Given problem -
Look through the lines below and extract any with the word "CREATE".
+ + + + + + +
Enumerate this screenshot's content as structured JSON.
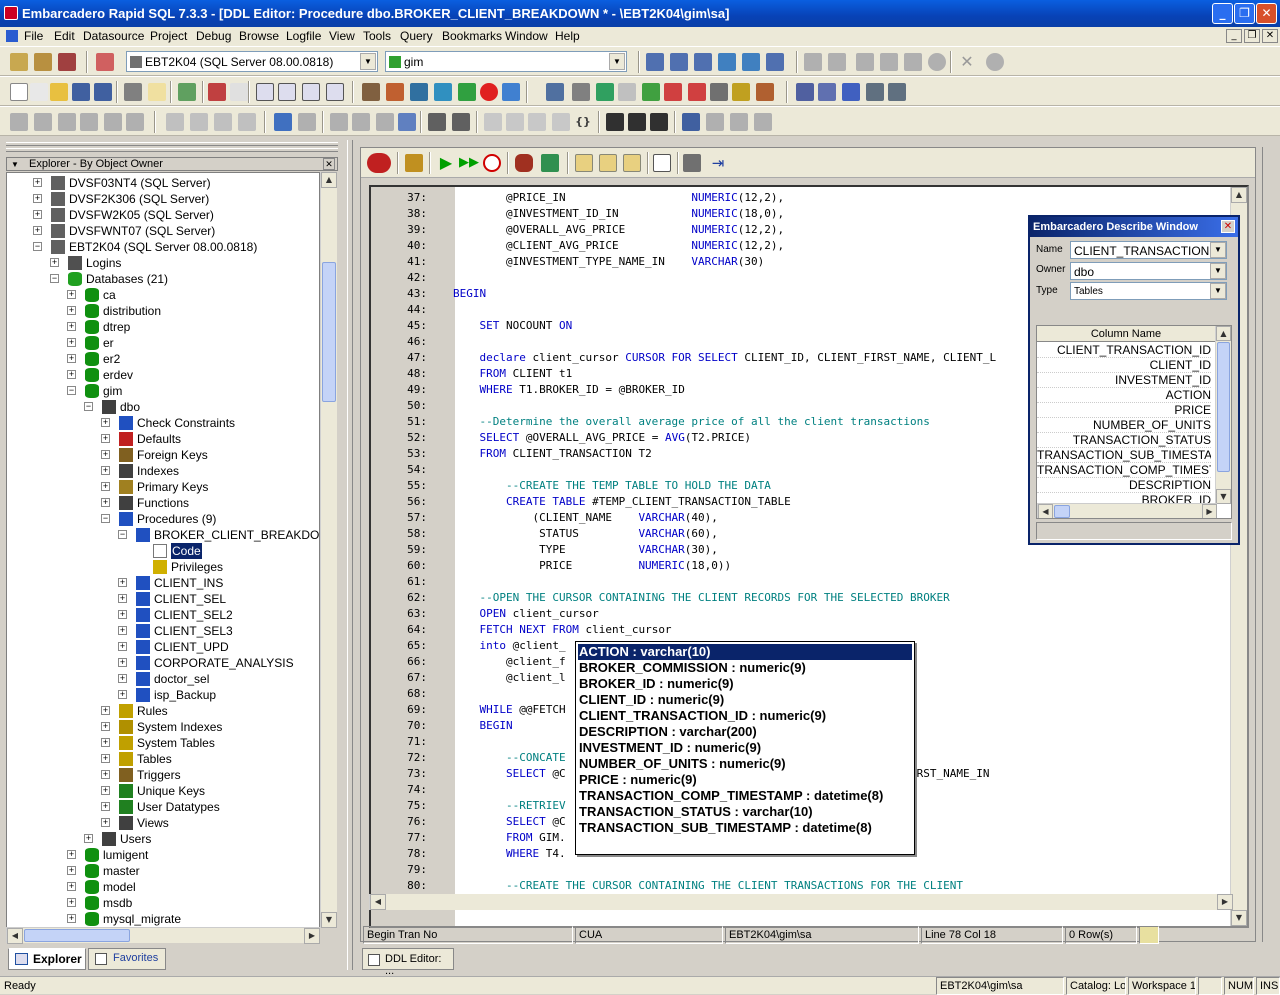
{
  "window": {
    "title": "Embarcadero Rapid SQL 7.3.3 - [DDL Editor: Procedure dbo.BROKER_CLIENT_BREAKDOWN * - \\EBT2K04\\gim\\sa]"
  },
  "menu": [
    "File",
    "Edit",
    "Datasource",
    "Project",
    "Debug",
    "Browse",
    "Logfile",
    "View",
    "Tools",
    "Query",
    "Bookmarks",
    "Window",
    "Help"
  ],
  "toolbar": {
    "datasource_combo": "EBT2K04 (SQL Server 08.00.0818)",
    "database_combo": "gim"
  },
  "explorer": {
    "header": "Explorer - By Object Owner",
    "tree": [
      {
        "label": "DVSF03NT4 (SQL Server)",
        "level": 1,
        "pm": "+",
        "icon": "server-icon"
      },
      {
        "label": "DVSF2K306 (SQL Server)",
        "level": 1,
        "pm": "+",
        "icon": "server-icon"
      },
      {
        "label": "DVSFW2K05 (SQL Server)",
        "level": 1,
        "pm": "+",
        "icon": "server-icon"
      },
      {
        "label": "DVSFWNT07 (SQL Server)",
        "level": 1,
        "pm": "+",
        "icon": "server-icon"
      },
      {
        "label": "EBT2K04 (SQL Server 08.00.0818)",
        "level": 1,
        "pm": "-",
        "icon": "server-icon"
      },
      {
        "label": "Logins",
        "level": 2,
        "pm": "+",
        "icon": "logins-icon"
      },
      {
        "label": "Databases (21)",
        "level": 2,
        "pm": "-",
        "icon": "databases-icon"
      },
      {
        "label": "ca",
        "level": 3,
        "pm": "+",
        "icon": "database-icon"
      },
      {
        "label": "distribution",
        "level": 3,
        "pm": "+",
        "icon": "database-icon"
      },
      {
        "label": "dtrep",
        "level": 3,
        "pm": "+",
        "icon": "database-icon"
      },
      {
        "label": "er",
        "level": 3,
        "pm": "+",
        "icon": "database-icon"
      },
      {
        "label": "er2",
        "level": 3,
        "pm": "+",
        "icon": "database-icon"
      },
      {
        "label": "erdev",
        "level": 3,
        "pm": "+",
        "icon": "database-icon"
      },
      {
        "label": "gim",
        "level": 3,
        "pm": "-",
        "icon": "database-icon"
      },
      {
        "label": "dbo",
        "level": 4,
        "pm": "-",
        "icon": "owner-icon"
      },
      {
        "label": "Check Constraints",
        "level": 5,
        "pm": "+",
        "icon": "check-constraints-icon"
      },
      {
        "label": "Defaults",
        "level": 5,
        "pm": "+",
        "icon": "defaults-icon"
      },
      {
        "label": "Foreign Keys",
        "level": 5,
        "pm": "+",
        "icon": "foreign-keys-icon"
      },
      {
        "label": "Indexes",
        "level": 5,
        "pm": "+",
        "icon": "indexes-icon"
      },
      {
        "label": "Primary Keys",
        "level": 5,
        "pm": "+",
        "icon": "primary-keys-icon"
      },
      {
        "label": "Functions",
        "level": 5,
        "pm": "+",
        "icon": "functions-icon"
      },
      {
        "label": "Procedures (9)",
        "level": 5,
        "pm": "-",
        "icon": "procedures-icon"
      },
      {
        "label": "BROKER_CLIENT_BREAKDOWN",
        "level": 6,
        "pm": "-",
        "icon": "procedure-icon"
      },
      {
        "label": "Code",
        "level": 7,
        "pm": "",
        "icon": "code-icon",
        "selected": true
      },
      {
        "label": "Privileges",
        "level": 7,
        "pm": "",
        "icon": "privileges-icon"
      },
      {
        "label": "CLIENT_INS",
        "level": 6,
        "pm": "+",
        "icon": "procedure-icon"
      },
      {
        "label": "CLIENT_SEL",
        "level": 6,
        "pm": "+",
        "icon": "procedure-icon"
      },
      {
        "label": "CLIENT_SEL2",
        "level": 6,
        "pm": "+",
        "icon": "procedure-icon"
      },
      {
        "label": "CLIENT_SEL3",
        "level": 6,
        "pm": "+",
        "icon": "procedure-icon"
      },
      {
        "label": "CLIENT_UPD",
        "level": 6,
        "pm": "+",
        "icon": "procedure-icon"
      },
      {
        "label": "CORPORATE_ANALYSIS",
        "level": 6,
        "pm": "+",
        "icon": "procedure-icon"
      },
      {
        "label": "doctor_sel",
        "level": 6,
        "pm": "+",
        "icon": "procedure-icon"
      },
      {
        "label": "isp_Backup",
        "level": 6,
        "pm": "+",
        "icon": "procedure-icon"
      },
      {
        "label": "Rules",
        "level": 5,
        "pm": "+",
        "icon": "rules-icon"
      },
      {
        "label": "System Indexes",
        "level": 5,
        "pm": "+",
        "icon": "system-indexes-icon"
      },
      {
        "label": "System Tables",
        "level": 5,
        "pm": "+",
        "icon": "system-tables-icon"
      },
      {
        "label": "Tables",
        "level": 5,
        "pm": "+",
        "icon": "tables-icon"
      },
      {
        "label": "Triggers",
        "level": 5,
        "pm": "+",
        "icon": "triggers-icon"
      },
      {
        "label": "Unique Keys",
        "level": 5,
        "pm": "+",
        "icon": "unique-keys-icon"
      },
      {
        "label": "User Datatypes",
        "level": 5,
        "pm": "+",
        "icon": "user-datatypes-icon"
      },
      {
        "label": "Views",
        "level": 5,
        "pm": "+",
        "icon": "views-icon"
      },
      {
        "label": "Users",
        "level": 4,
        "pm": "+",
        "icon": "users-icon"
      },
      {
        "label": "lumigent",
        "level": 3,
        "pm": "+",
        "icon": "database-icon"
      },
      {
        "label": "master",
        "level": 3,
        "pm": "+",
        "icon": "database-icon"
      },
      {
        "label": "model",
        "level": 3,
        "pm": "+",
        "icon": "database-icon"
      },
      {
        "label": "msdb",
        "level": 3,
        "pm": "+",
        "icon": "database-icon"
      },
      {
        "label": "mysql_migrate",
        "level": 3,
        "pm": "+",
        "icon": "database-icon"
      }
    ],
    "tabs": [
      "Explorer",
      "Favorites"
    ]
  },
  "code_lines": [
    {
      "n": "37:",
      "t": [
        [
          "        @PRICE_IN                   ",
          ""
        ],
        [
          "NUMERIC",
          "dt"
        ],
        [
          "(12,2),",
          ""
        ]
      ]
    },
    {
      "n": "38:",
      "t": [
        [
          "        @INVESTMENT_ID_IN           ",
          ""
        ],
        [
          "NUMERIC",
          "dt"
        ],
        [
          "(18,0),",
          ""
        ]
      ]
    },
    {
      "n": "39:",
      "t": [
        [
          "        @OVERALL_AVG_PRICE          ",
          ""
        ],
        [
          "NUMERIC",
          "dt"
        ],
        [
          "(12,2),",
          ""
        ]
      ]
    },
    {
      "n": "40:",
      "t": [
        [
          "        @CLIENT_AVG_PRICE           ",
          ""
        ],
        [
          "NUMERIC",
          "dt"
        ],
        [
          "(12,2),",
          ""
        ]
      ]
    },
    {
      "n": "41:",
      "t": [
        [
          "        @INVESTMENT_TYPE_NAME_IN    ",
          ""
        ],
        [
          "VARCHAR",
          "dt"
        ],
        [
          "(30)",
          ""
        ]
      ]
    },
    {
      "n": "42:",
      "t": []
    },
    {
      "n": "43:",
      "t": [
        [
          "BEGIN",
          "kw"
        ]
      ]
    },
    {
      "n": "44:",
      "t": []
    },
    {
      "n": "45:",
      "t": [
        [
          "    ",
          ""
        ],
        [
          "SET",
          "kw"
        ],
        [
          " NOCOUNT ",
          ""
        ],
        [
          "ON",
          "kw"
        ]
      ]
    },
    {
      "n": "46:",
      "t": []
    },
    {
      "n": "47:",
      "t": [
        [
          "    ",
          ""
        ],
        [
          "declare",
          "kw"
        ],
        [
          " client_cursor ",
          ""
        ],
        [
          "CURSOR FOR SELECT",
          "kw"
        ],
        [
          " CLIENT_ID, CLIENT_FIRST_NAME, CLIENT_L",
          ""
        ]
      ]
    },
    {
      "n": "48:",
      "t": [
        [
          "    ",
          ""
        ],
        [
          "FROM",
          "kw"
        ],
        [
          " CLIENT t1",
          ""
        ]
      ]
    },
    {
      "n": "49:",
      "t": [
        [
          "    ",
          ""
        ],
        [
          "WHERE",
          "kw"
        ],
        [
          " T1.BROKER_ID = @BROKER_ID",
          ""
        ]
      ]
    },
    {
      "n": "50:",
      "t": []
    },
    {
      "n": "51:",
      "t": [
        [
          "    --Determine the overall average price of all the client transactions",
          "cm"
        ]
      ]
    },
    {
      "n": "52:",
      "t": [
        [
          "    ",
          ""
        ],
        [
          "SELECT",
          "kw"
        ],
        [
          " @OVERALL_AVG_PRICE = ",
          ""
        ],
        [
          "AVG",
          "kw"
        ],
        [
          "(T2.PRICE)",
          ""
        ]
      ]
    },
    {
      "n": "53:",
      "t": [
        [
          "    ",
          ""
        ],
        [
          "FROM",
          "kw"
        ],
        [
          " CLIENT_TRANSACTION T2",
          ""
        ]
      ]
    },
    {
      "n": "54:",
      "t": []
    },
    {
      "n": "55:",
      "t": [
        [
          "        --CREATE THE TEMP TABLE TO HOLD THE DATA",
          "cm"
        ]
      ]
    },
    {
      "n": "56:",
      "t": [
        [
          "        ",
          ""
        ],
        [
          "CREATE TABLE",
          "kw"
        ],
        [
          " #TEMP_CLIENT_TRANSACTION_TABLE",
          ""
        ]
      ]
    },
    {
      "n": "57:",
      "t": [
        [
          "            (CLIENT_NAME    ",
          ""
        ],
        [
          "VARCHAR",
          "dt"
        ],
        [
          "(40),",
          ""
        ]
      ]
    },
    {
      "n": "58:",
      "t": [
        [
          "             STATUS         ",
          ""
        ],
        [
          "VARCHAR",
          "dt"
        ],
        [
          "(60),",
          ""
        ]
      ]
    },
    {
      "n": "59:",
      "t": [
        [
          "             TYPE           ",
          ""
        ],
        [
          "VARCHAR",
          "dt"
        ],
        [
          "(30),",
          ""
        ]
      ]
    },
    {
      "n": "60:",
      "t": [
        [
          "             PRICE          ",
          ""
        ],
        [
          "NUMERIC",
          "dt"
        ],
        [
          "(18,0))",
          ""
        ]
      ]
    },
    {
      "n": "61:",
      "t": []
    },
    {
      "n": "62:",
      "t": [
        [
          "    --OPEN THE CURSOR CONTAINING THE CLIENT RECORDS FOR THE SELECTED BROKER",
          "cm"
        ]
      ]
    },
    {
      "n": "63:",
      "t": [
        [
          "    ",
          ""
        ],
        [
          "OPEN",
          "kw"
        ],
        [
          " client_cursor",
          ""
        ]
      ]
    },
    {
      "n": "64:",
      "t": [
        [
          "    ",
          ""
        ],
        [
          "FETCH NEXT FROM",
          "kw"
        ],
        [
          " client_cursor",
          ""
        ]
      ]
    },
    {
      "n": "65:",
      "t": [
        [
          "    ",
          ""
        ],
        [
          "into",
          "kw"
        ],
        [
          " @client_",
          ""
        ]
      ]
    },
    {
      "n": "66:",
      "t": [
        [
          "        @client_f",
          ""
        ]
      ]
    },
    {
      "n": "67:",
      "t": [
        [
          "        @client_l",
          ""
        ]
      ]
    },
    {
      "n": "68:",
      "t": []
    },
    {
      "n": "69:",
      "t": [
        [
          "    ",
          ""
        ],
        [
          "WHILE",
          "kw"
        ],
        [
          " @@FETCH",
          ""
        ]
      ]
    },
    {
      "n": "70:",
      "t": [
        [
          "    ",
          ""
        ],
        [
          "BEGIN",
          "kw"
        ]
      ]
    },
    {
      "n": "71:",
      "t": []
    },
    {
      "n": "72:",
      "t": [
        [
          "        --CONCATE",
          "cm"
        ]
      ]
    },
    {
      "n": "73:",
      "t": [
        [
          "        ",
          ""
        ],
        [
          "SELECT",
          "kw"
        ],
        [
          " @C                                            CLIENT_FIRST_NAME_IN",
          ""
        ]
      ]
    },
    {
      "n": "74:",
      "t": []
    },
    {
      "n": "75:",
      "t": [
        [
          "        --RETRIEV",
          "cm"
        ]
      ]
    },
    {
      "n": "76:",
      "t": [
        [
          "        ",
          ""
        ],
        [
          "SELECT",
          "kw"
        ],
        [
          " @C",
          ""
        ]
      ]
    },
    {
      "n": "77:",
      "t": [
        [
          "        ",
          ""
        ],
        [
          "FROM",
          "kw"
        ],
        [
          " GIM.",
          ""
        ]
      ]
    },
    {
      "n": "78:",
      "t": [
        [
          "        ",
          ""
        ],
        [
          "WHERE",
          "kw"
        ],
        [
          " T4.",
          ""
        ]
      ]
    },
    {
      "n": "79:",
      "t": []
    },
    {
      "n": "80:",
      "t": [
        [
          "        --CREATE THE CURSOR CONTAINING THE CLIENT TRANSACTIONS FOR THE CLIENT",
          "cm"
        ]
      ]
    }
  ],
  "autocomplete": [
    "ACTION : varchar(10)",
    "BROKER_COMMISSION : numeric(9)",
    "BROKER_ID : numeric(9)",
    "CLIENT_ID : numeric(9)",
    "CLIENT_TRANSACTION_ID : numeric(9)",
    "DESCRIPTION : varchar(200)",
    "INVESTMENT_ID : numeric(9)",
    "NUMBER_OF_UNITS : numeric(9)",
    "PRICE : numeric(9)",
    "TRANSACTION_COMP_TIMESTAMP : datetime(8)",
    "TRANSACTION_STATUS : varchar(10)",
    "TRANSACTION_SUB_TIMESTAMP : datetime(8)"
  ],
  "describe": {
    "title": "Embarcadero Describe Window",
    "name_label": "Name",
    "name_value": "CLIENT_TRANSACTION",
    "owner_label": "Owner",
    "owner_value": "dbo",
    "type_label": "Type",
    "type_value": "Tables",
    "column_header": "Column Name",
    "columns": [
      "CLIENT_TRANSACTION_ID",
      "CLIENT_ID",
      "INVESTMENT_ID",
      "ACTION",
      "PRICE",
      "NUMBER_OF_UNITS",
      "TRANSACTION_STATUS",
      "TRANSACTION_SUB_TIMESTAM",
      "TRANSACTION_COMP_TIMESTA",
      "DESCRIPTION",
      "BROKER_ID"
    ]
  },
  "editor_status": {
    "c1": "Begin Tran No",
    "c2": "CUA",
    "c3": "EBT2K04\\gim\\sa",
    "c4": "Line 78 Col 18",
    "c5": "0 Row(s)"
  },
  "doc_tab": "DDL Editor: ...",
  "statusbar": {
    "left": "Ready",
    "server": "EBT2K04\\gim\\sa",
    "catalog": "Catalog: Lo",
    "workspace": "Workspace 1",
    "num": "NUM",
    "ins": "INS"
  }
}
+ + + + + + +
Completed task -
          "        --CREATE THE TEMP TABLE TO HOLD THE DATA",
          "CREATE TABLE",
          "        --CREATE THE CURSOR CONTAINING THE CLIENT TRANSACTIONS FOR THE CLIENT",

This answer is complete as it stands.